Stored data
+ + + + +

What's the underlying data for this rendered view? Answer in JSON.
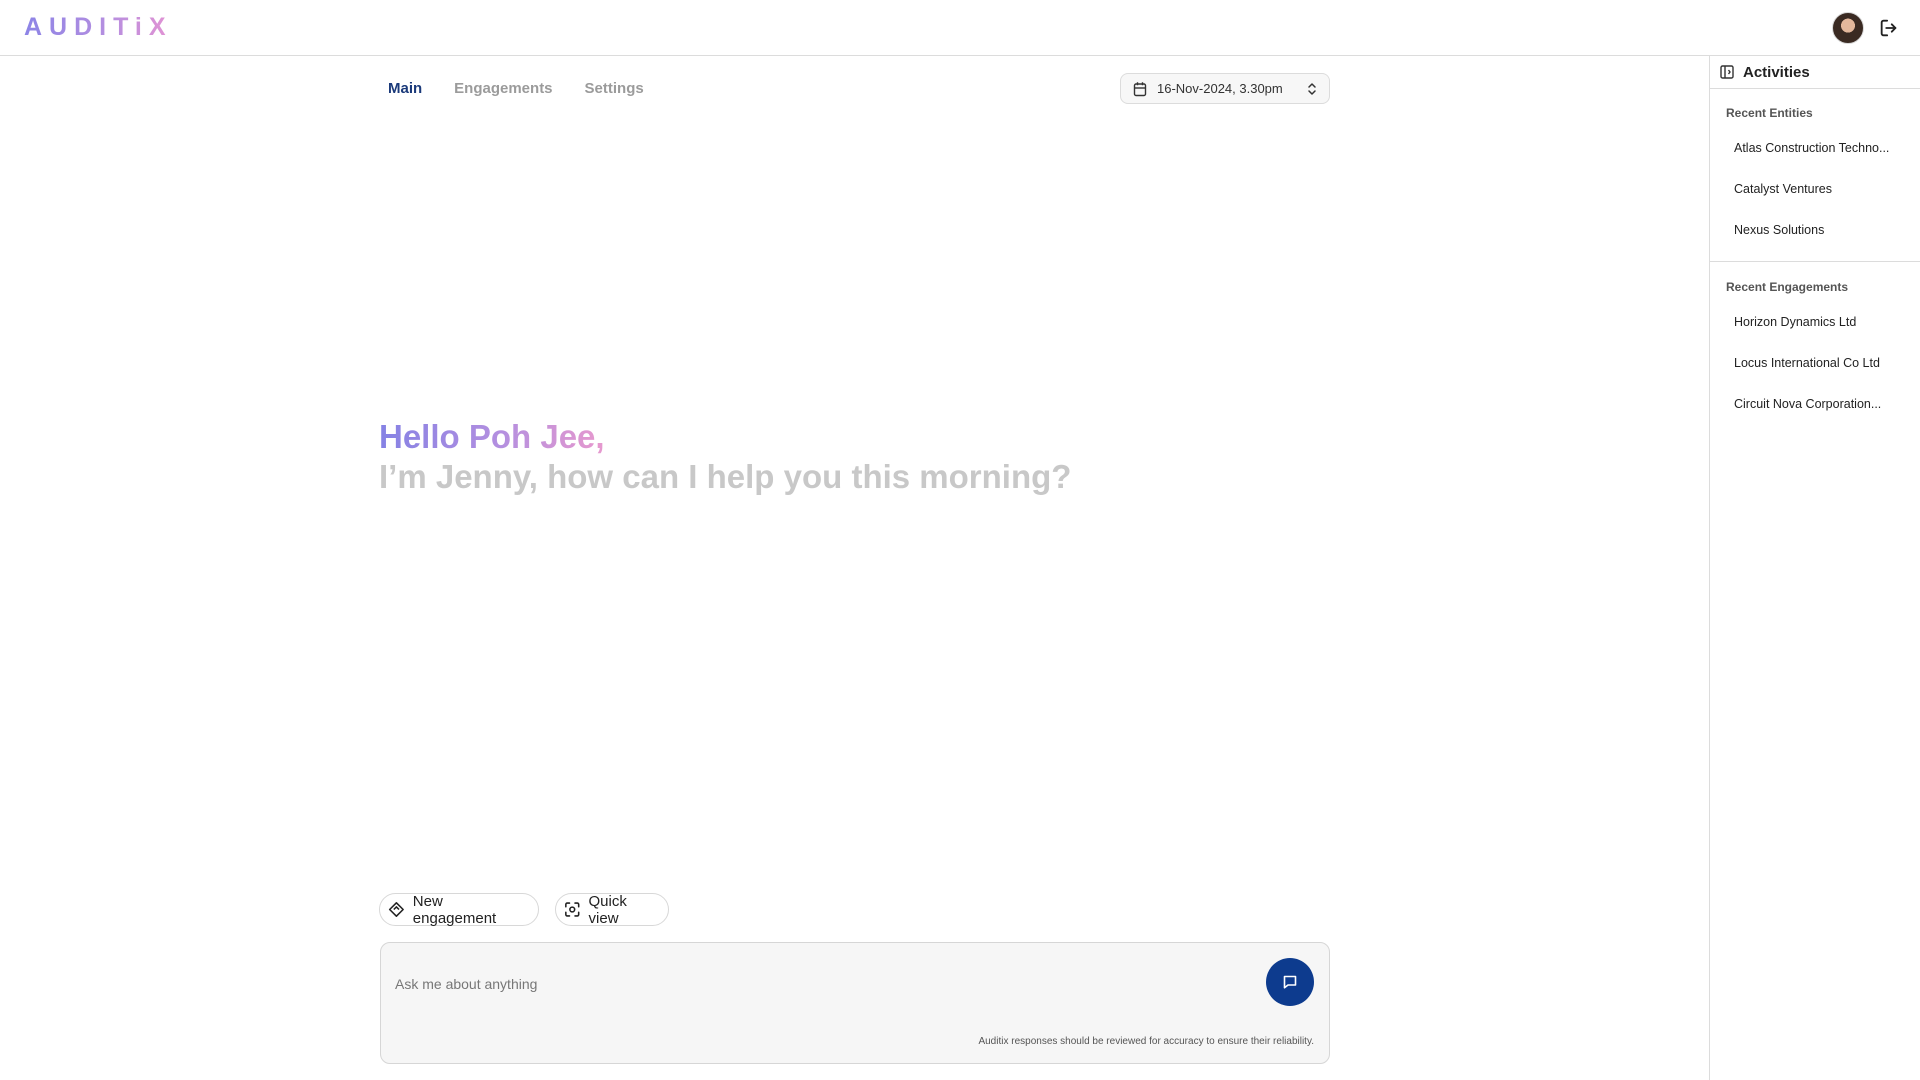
{
  "app": {
    "logo": "AUDITiX"
  },
  "header": {
    "avatar_alt": "user-avatar",
    "logout_icon": "logout-icon"
  },
  "tabs": [
    {
      "label": "Main",
      "active": true
    },
    {
      "label": "Engagements",
      "active": false
    },
    {
      "label": "Settings",
      "active": false
    }
  ],
  "datetime": {
    "value": "16-Nov-2024, 3.30pm",
    "icon": "calendar-icon",
    "chevron": "chevron-up-down-icon"
  },
  "greeting": {
    "hello": "Hello Poh Jee,",
    "subtitle": "I’m Jenny, how can I help you this morning?"
  },
  "actions": {
    "new_engagement": "New engagement",
    "quick_view": "Quick view"
  },
  "chat": {
    "placeholder": "Ask me about anything",
    "disclaimer": "Auditix responses should be reviewed for accuracy to ensure their reliability."
  },
  "activities": {
    "title": "Activities",
    "recent_entities_title": "Recent Entities",
    "recent_entities": [
      "Atlas Construction Techno...",
      "Catalyst Ventures",
      "Nexus Solutions"
    ],
    "recent_engagements_title": "Recent Engagements",
    "recent_engagements": [
      "Horizon Dynamics Ltd",
      "Locus International Co Ltd",
      "Circuit Nova Corporation..."
    ]
  },
  "colors": {
    "accent": "#0d3b8e",
    "active_tab": "#1b3a7a",
    "greeting_gradient": [
      "#8582e4",
      "#b38fe0",
      "#e599cf"
    ],
    "subtitle": "#c8c8c8"
  }
}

+ + + + +

* _EXERCISE INSTRUCTIONS_: From the records above, pull out every line containing the word "subtitle".

* _REPLY_:
    "subtitle": "I’m Jenny, how can I help you this morning?"
    "subtitle": "#c8c8c8"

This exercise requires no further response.